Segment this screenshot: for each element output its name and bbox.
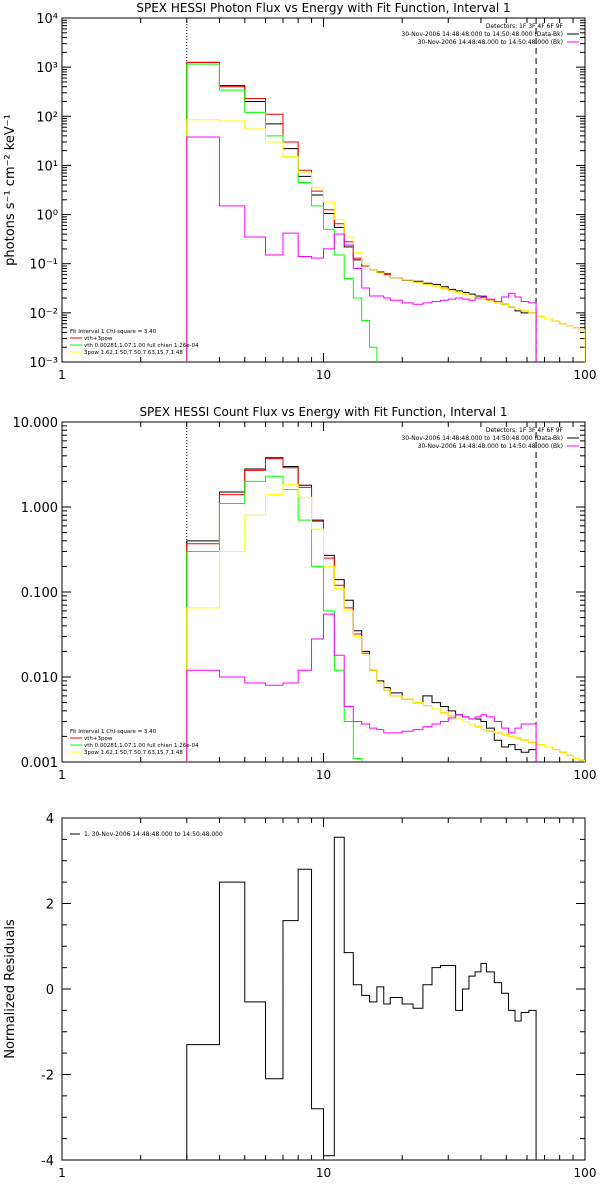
legend-entry: Fit Interval 1 Chi-square = 3.40 (70, 329, 157, 335)
legend-entry: vth+3pow (84, 336, 113, 342)
y-tick-label: 0 (46, 983, 54, 998)
legend-entry: 1. 30-Nov-2006 14:48:48.000 to 14:50:48.… (84, 831, 223, 838)
legend-bottom-left: Fit Interval 1 Chi-square = 3.40vth+3pow… (70, 729, 199, 756)
series-bk (186, 613, 537, 762)
y-axis-label: photons s⁻¹ cm⁻² keV⁻¹ (3, 114, 18, 266)
legend-entry: vth 0.00281,1.07,1.00 full chian 1.26e-0… (84, 743, 199, 749)
y-tick-label: 10⁰ (36, 209, 58, 224)
series-vth-3pow (186, 458, 585, 762)
series-bk (186, 136, 537, 362)
y-tick-label: 10¹ (36, 159, 58, 174)
y-tick-label: 0.001 (21, 756, 58, 771)
legend-entry: 3pow 1.62,1.50,7.50,7.63,15.7,1.48 (84, 350, 183, 356)
series-vth (186, 475, 363, 762)
y-axis-label: Normalized Residuals (3, 919, 18, 1059)
y-tick-label: 10.000 (13, 416, 59, 431)
legend-entry: Detectors: 1F 3F 4F 6F 9F (486, 427, 564, 434)
series-data-bk (186, 61, 537, 362)
series-group (186, 457, 585, 762)
legend-entry: Fit Interval 1 Chi-square = 3.40 (70, 729, 157, 735)
x-tick-label: 1 (58, 1166, 66, 1180)
x-tick-label: 10 (316, 368, 331, 382)
y-tick-label: 10⁻³ (29, 356, 58, 371)
chart-title: SPEX HESSI Photon Flux vs Energy with Fi… (136, 1, 510, 15)
y-tick-label: 0.100 (21, 586, 58, 601)
series-group (186, 836, 537, 1160)
series-vth (186, 63, 378, 362)
series-group (186, 61, 585, 362)
y-tick-label: -4 (41, 1154, 54, 1169)
legend-entry: 30-Nov-2006 14:48:48.000 to 14:50:48.000… (401, 435, 563, 442)
series-residuals (186, 836, 537, 1160)
y-tick-label: 10⁻² (29, 307, 58, 322)
legend-entry: 30-Nov-2006 14:48:48.000 to 14:50:48.000… (418, 39, 563, 46)
legend-entry: Detectors: 1F 3F 4F 6F 9F (486, 23, 564, 30)
x-tick-label: 100 (574, 368, 597, 382)
x-tick-label: 10 (316, 1166, 331, 1180)
legend-entry: 3pow 1.62,1.50,7.50,7.63,15.7,1.48 (84, 750, 183, 756)
legend-entry: vth+3pow (84, 736, 113, 742)
x-tick-label: 1 (58, 368, 66, 382)
y-tick-label: 10⁻¹ (29, 258, 58, 273)
chart-panel-3: 1 10 100 -4 -2 0 2 4 Normalized Residuals 1. 30-N… (3, 812, 596, 1180)
chart-title: SPEX HESSI Count Flux vs Energy with Fit… (139, 405, 507, 419)
series-3pow (186, 119, 585, 362)
legend-bottom-left: Fit Interval 1 Chi-square = 3.40vth+3pow… (70, 329, 199, 356)
legend-entry: 30-Nov-2006 14:48:48.000 to 14:50:48.000… (401, 31, 563, 38)
y-tick-label: 10² (36, 110, 58, 125)
legend-entry: vth 0.00281,1.07,1.00 full chian 1.26e-0… (84, 343, 199, 349)
x-tick-label: 100 (574, 768, 597, 782)
legend: 1. 30-Nov-2006 14:48:48.000 to 14:50:48.… (70, 831, 223, 838)
series-3pow (186, 483, 585, 762)
series-vth-3pow (186, 61, 585, 362)
y-tick-label: 10³ (36, 61, 58, 76)
x-tick-label: 10 (316, 768, 331, 782)
y-tick-label: -2 (41, 1069, 54, 1084)
x-tick-label: 1 (58, 768, 66, 782)
legend-entry: 30-Nov-2006 14:48:48.000 to 14:50:48.000… (418, 443, 563, 450)
chart-panel-1: SPEX HESSI Photon Flux vs Energy with Fi… (3, 1, 596, 382)
y-tick-label: 0.010 (21, 671, 58, 686)
y-tick-label: 10⁴ (36, 12, 58, 27)
chart-panel-2: SPEX HESSI Count Flux vs Energy with Fit… (13, 405, 597, 782)
y-tick-label: 2 (46, 898, 54, 913)
y-tick-label: 4 (46, 812, 54, 827)
y-tick-label: 1.000 (21, 501, 58, 516)
x-tick-label: 100 (574, 1166, 597, 1180)
series-data-bk (186, 457, 537, 762)
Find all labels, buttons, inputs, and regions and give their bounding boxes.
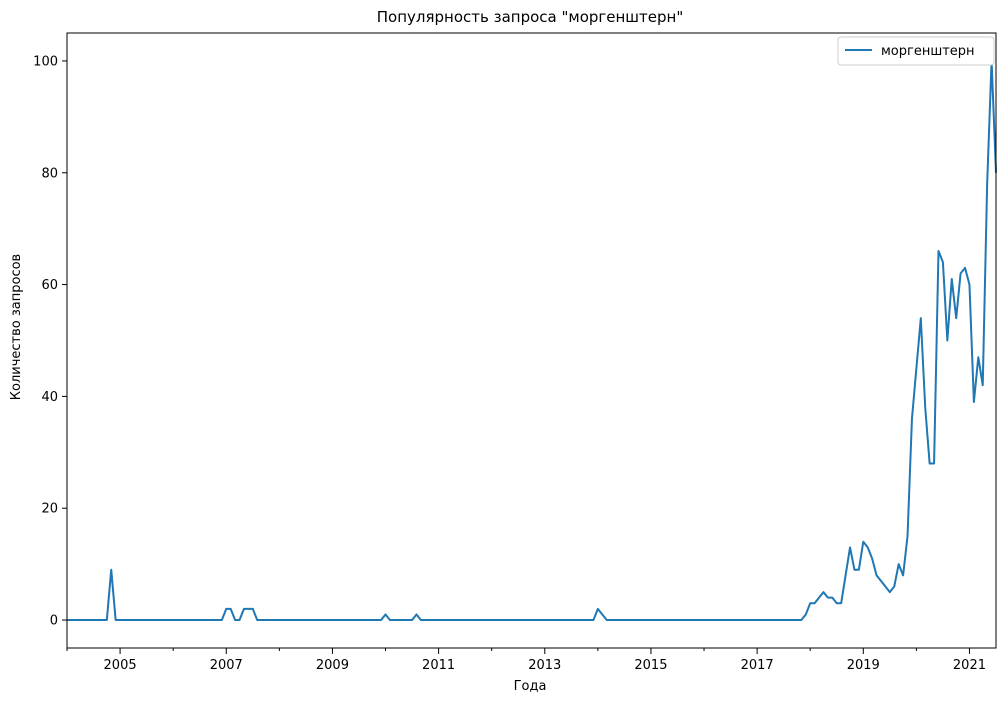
x-axis-title: Года (514, 679, 547, 694)
legend-box (837, 36, 995, 66)
plot-area (67, 59, 997, 622)
series-line-0 (67, 59, 997, 622)
x-tick-label: 2019 (847, 658, 880, 673)
x-tick-label: 2017 (741, 658, 774, 673)
legend-label: моргенштерн (881, 44, 975, 59)
axes-frame (66, 32, 997, 649)
y-axis-title: Количество запросов (9, 254, 24, 400)
x-tick-label: 2015 (634, 658, 667, 673)
x-tick-label: 2013 (528, 658, 561, 673)
legend: моргенштерн (837, 36, 995, 66)
y-tick-label: 80 (41, 166, 58, 181)
y-tick-label: 60 (41, 278, 58, 293)
x-tick-label: 2021 (953, 658, 986, 673)
y-tick-label: 100 (33, 54, 58, 69)
y-tick-label: 40 (41, 390, 58, 405)
axes: 0 20 40 60 80 100 2005 2007 2009 2011 2013 2015 2017… (33, 32, 997, 673)
y-tick-label: 0 (50, 614, 58, 629)
chart-title: Популярность запроса "моргенштерн" (377, 8, 683, 26)
x-tick-label: 2005 (104, 658, 137, 673)
x-tick-label: 2007 (210, 658, 243, 673)
x-tick-label: 2011 (422, 658, 455, 673)
y-tick-label: 20 (41, 502, 58, 517)
x-tick-label: 2009 (316, 658, 349, 673)
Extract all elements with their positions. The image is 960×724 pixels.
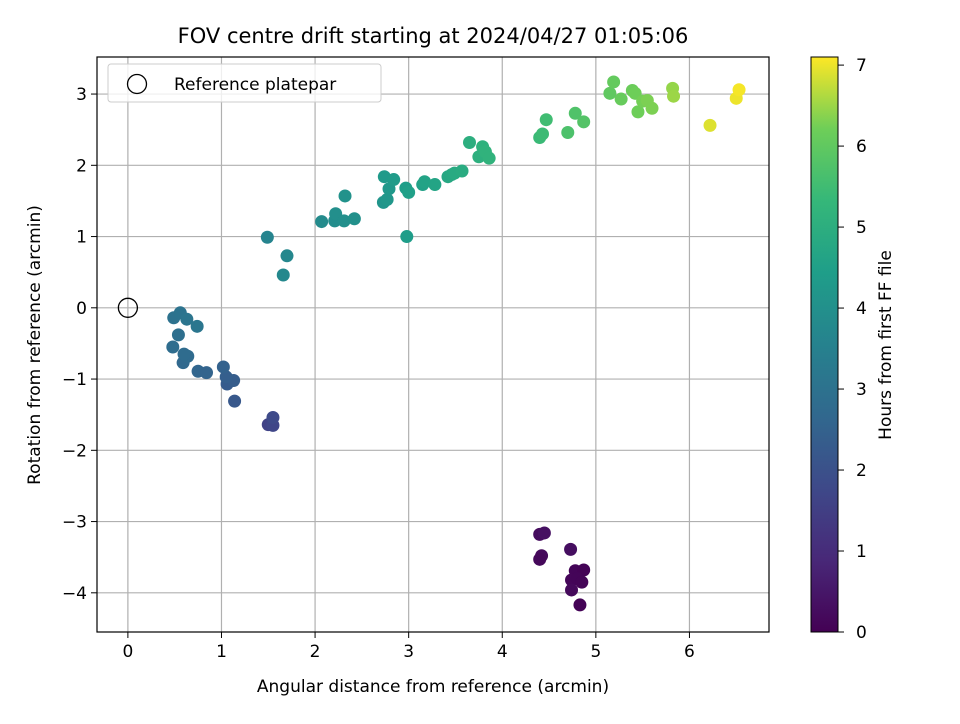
y-tick-label: −3 [62,513,87,533]
data-point [539,113,553,127]
grid [97,57,769,632]
data-point [667,89,681,103]
data-point [337,214,351,228]
y-tick-label: −4 [62,584,87,604]
legend: Reference platepar [107,63,382,103]
data-point [565,583,579,597]
data-point [387,173,401,187]
data-point [575,575,589,589]
colorbar: 0 1 2 3 4 5 6 7 Hours from first FF file [810,56,896,643]
x-tick-label: 1 [216,642,227,662]
colorbar-tick-label: 6 [856,137,867,157]
data-point [732,83,746,97]
data-point [577,115,591,129]
reference-platepar-marker [117,297,139,318]
data-point [455,164,469,178]
x-tick-label: 4 [497,642,508,662]
y-tick-label: 3 [76,85,87,105]
colorbar-gradient [810,56,839,633]
x-tick-label: 3 [403,642,414,662]
data-point [537,526,551,540]
y-axis-ticks: −4 −3 −2 −1 0 1 2 3 [62,85,97,604]
y-tick-label: 0 [76,299,87,319]
data-point [347,212,361,226]
data-point [380,193,394,207]
data-point [190,319,204,333]
legend-open-circle-marker [126,73,148,95]
data-point [276,268,290,282]
chart-title: FOV centre drift starting at 2024/04/27 … [178,24,689,48]
data-point [171,328,185,342]
x-axis-ticks: 0 1 2 3 4 5 6 [122,632,695,662]
y-axis-label: Rotation from reference (arcmin) [25,205,45,485]
y-tick-label: 2 [76,156,87,176]
data-point [533,552,547,566]
data-point [266,411,280,425]
x-axis-label: Angular distance from reference (arcmin) [257,677,609,697]
data-point [536,127,550,141]
data-points [166,75,746,612]
data-point [631,105,645,119]
colorbar-tick-label: 0 [856,623,867,643]
colorbar-tick-label: 2 [856,461,867,481]
data-point [603,86,617,100]
data-point [315,215,329,229]
x-tick-label: 5 [590,642,601,662]
colorbar-ticks: 0 1 2 3 4 5 6 7 [838,56,867,643]
colorbar-tick-label: 5 [856,218,867,238]
data-point [568,106,582,120]
data-point [463,136,477,150]
data-point [200,366,214,380]
data-point [402,185,416,199]
x-tick-label: 0 [122,642,133,662]
data-point [418,175,432,189]
colorbar-tick-label: 3 [856,380,867,400]
colorbar-label: Hours from first FF file [876,250,896,440]
y-tick-label: 1 [76,228,87,248]
legend-label-reference-platepar: Reference platepar [174,75,336,95]
data-point [338,189,352,203]
data-point [280,249,294,263]
data-point [180,312,194,326]
data-point [703,118,717,132]
legend-box [107,63,382,103]
x-tick-label: 2 [310,642,321,662]
data-point [166,340,180,354]
data-point [219,370,233,384]
x-tick-label: 6 [684,642,695,662]
data-point [400,230,414,244]
y-tick-label: −2 [62,441,87,461]
data-point [177,347,191,361]
data-point [645,101,659,115]
data-point [573,598,587,612]
reference-marker-layer [117,297,139,318]
data-point [228,394,242,408]
colorbar-tick-label: 1 [856,542,867,562]
y-tick-label: −1 [62,370,87,390]
plot-frame [96,56,770,633]
data-point [614,92,628,106]
colorbar-tick-label: 7 [856,56,867,76]
data-point [564,542,578,556]
data-point [260,230,274,244]
data-point [561,126,575,140]
data-point [607,75,621,89]
colorbar-tick-label: 4 [856,299,867,319]
data-point [482,151,496,165]
data-point [428,178,442,192]
data-point [216,360,230,374]
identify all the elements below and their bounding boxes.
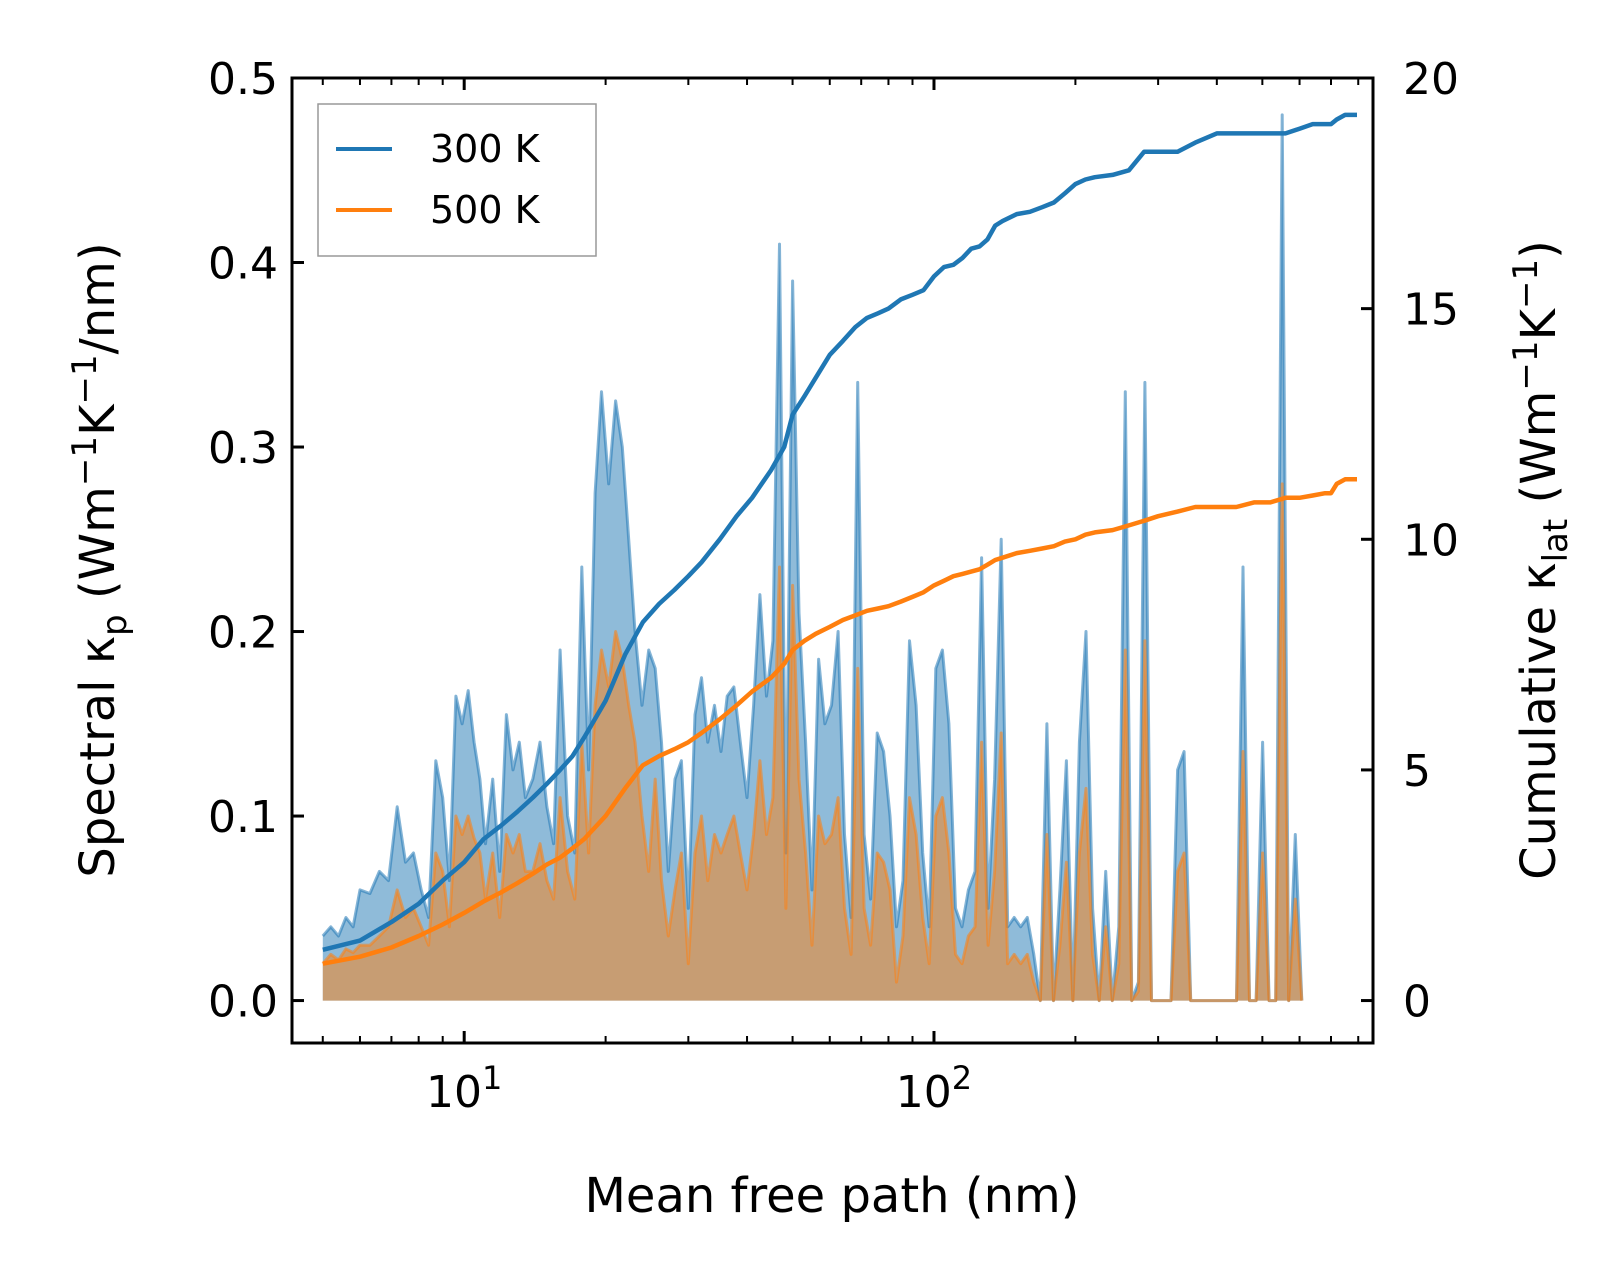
y-left-tick-label: 0.3 <box>208 423 278 474</box>
y-left-tick-label: 0.0 <box>208 977 278 1028</box>
cumulative-line-500k <box>322 477 1357 966</box>
y-left-tick-label: 0.5 <box>208 54 278 105</box>
x-tick-label: 102 <box>896 1059 972 1118</box>
y-right-tick-label: 5 <box>1403 746 1431 797</box>
legend-box <box>317 103 597 257</box>
x-axis-label: Mean free path (nm) <box>585 1168 1080 1224</box>
y-right-tick-label: 10 <box>1403 515 1459 566</box>
y-right-tick-label: 0 <box>1403 977 1431 1028</box>
y-right-tick-label: 15 <box>1403 285 1459 336</box>
y-left-tick-label: 0.1 <box>208 792 278 843</box>
cumulative-line-300k <box>322 112 1357 952</box>
legend-label-500k: 500 K <box>430 188 541 232</box>
y-right-tick-label: 20 <box>1403 54 1459 105</box>
spectral-area-300k <box>322 114 1302 1001</box>
legend-label-300k: 300 K <box>430 127 541 171</box>
spectral-line-300k <box>321 113 1304 1003</box>
y-left-tick-label: 0.4 <box>208 239 278 290</box>
x-tick-label: 101 <box>426 1059 502 1118</box>
y-axis-label-left: Spectral κp (Wm−1K−1/nm) <box>65 242 135 877</box>
y-axis-label-right: Cumulative κlat (Wm−1K−1) <box>1506 240 1576 880</box>
legend: 300 K 500 K <box>317 103 597 257</box>
plot-frame <box>290 76 1375 1045</box>
y-left-tick-label: 0.2 <box>208 608 278 659</box>
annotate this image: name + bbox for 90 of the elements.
.....
_EXERCISE AIM_
Return the entries from the line with "x-axis-title: Года (514, 679, 547, 694)" through the line with "x-tick-label: 2021 (953, 658, 986, 673)", both included, reproducing each one unchanged.

_RESPONSE_
x-axis-title: Года (514, 679, 547, 694)
legend-box (837, 36, 995, 66)
plot-area (67, 59, 997, 622)
series-line-0 (67, 59, 997, 622)
x-tick-label: 2019 (847, 658, 880, 673)
x-tick-label: 2017 (741, 658, 774, 673)
legend-label: моргенштерн (881, 44, 975, 59)
axes-frame (66, 32, 997, 649)
y-axis-title: Количество запросов (9, 254, 24, 400)
x-tick-label: 2015 (634, 658, 667, 673)
x-tick-label: 2013 (528, 658, 561, 673)
legend: моргенштерн (837, 36, 995, 66)
y-tick-label: 80 (41, 166, 58, 181)
y-tick-label: 60 (41, 278, 58, 293)
x-tick-label: 2021 (953, 658, 986, 673)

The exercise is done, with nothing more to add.